Data items:
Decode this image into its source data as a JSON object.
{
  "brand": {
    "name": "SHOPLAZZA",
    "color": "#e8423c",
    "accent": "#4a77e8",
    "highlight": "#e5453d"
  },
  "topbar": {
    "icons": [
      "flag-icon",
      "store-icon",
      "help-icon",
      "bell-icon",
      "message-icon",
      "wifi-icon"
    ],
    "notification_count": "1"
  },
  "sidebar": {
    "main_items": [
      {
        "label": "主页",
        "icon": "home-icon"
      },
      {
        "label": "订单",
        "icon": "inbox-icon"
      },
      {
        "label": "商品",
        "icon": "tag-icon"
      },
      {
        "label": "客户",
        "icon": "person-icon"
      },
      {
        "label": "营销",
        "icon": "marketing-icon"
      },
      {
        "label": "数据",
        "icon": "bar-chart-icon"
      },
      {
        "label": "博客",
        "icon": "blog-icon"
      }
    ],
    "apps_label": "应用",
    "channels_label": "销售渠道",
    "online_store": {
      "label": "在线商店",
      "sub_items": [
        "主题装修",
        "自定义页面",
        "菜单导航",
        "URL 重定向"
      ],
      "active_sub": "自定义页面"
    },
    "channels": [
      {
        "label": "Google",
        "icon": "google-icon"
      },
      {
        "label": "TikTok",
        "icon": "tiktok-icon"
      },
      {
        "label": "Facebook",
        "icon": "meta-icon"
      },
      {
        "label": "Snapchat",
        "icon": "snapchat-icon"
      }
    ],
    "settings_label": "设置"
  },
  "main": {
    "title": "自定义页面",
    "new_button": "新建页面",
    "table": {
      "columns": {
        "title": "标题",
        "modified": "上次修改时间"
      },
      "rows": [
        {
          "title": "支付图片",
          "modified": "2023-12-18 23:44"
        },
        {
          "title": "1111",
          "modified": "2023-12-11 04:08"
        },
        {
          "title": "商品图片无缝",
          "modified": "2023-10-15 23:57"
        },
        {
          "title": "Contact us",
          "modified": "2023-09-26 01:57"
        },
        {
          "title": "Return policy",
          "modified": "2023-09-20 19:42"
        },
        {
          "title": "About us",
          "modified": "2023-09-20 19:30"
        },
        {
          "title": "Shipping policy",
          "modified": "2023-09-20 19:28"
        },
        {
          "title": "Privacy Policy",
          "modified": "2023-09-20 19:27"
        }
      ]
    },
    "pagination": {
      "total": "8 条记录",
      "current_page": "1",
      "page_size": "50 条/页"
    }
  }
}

**Objective**
Gather all lines from the listing above in which "title" occurs.

**Finished answer**
    "title": "自定义页面",
        "title": "标题",
          "title": "支付图片",
          "title": "1111",
          "title": "商品图片无缝",
          "title": "Contact us",
          "title": "Return policy",
          "title": "About us",
          "title": "Shipping policy",
          "title": "Privacy Policy",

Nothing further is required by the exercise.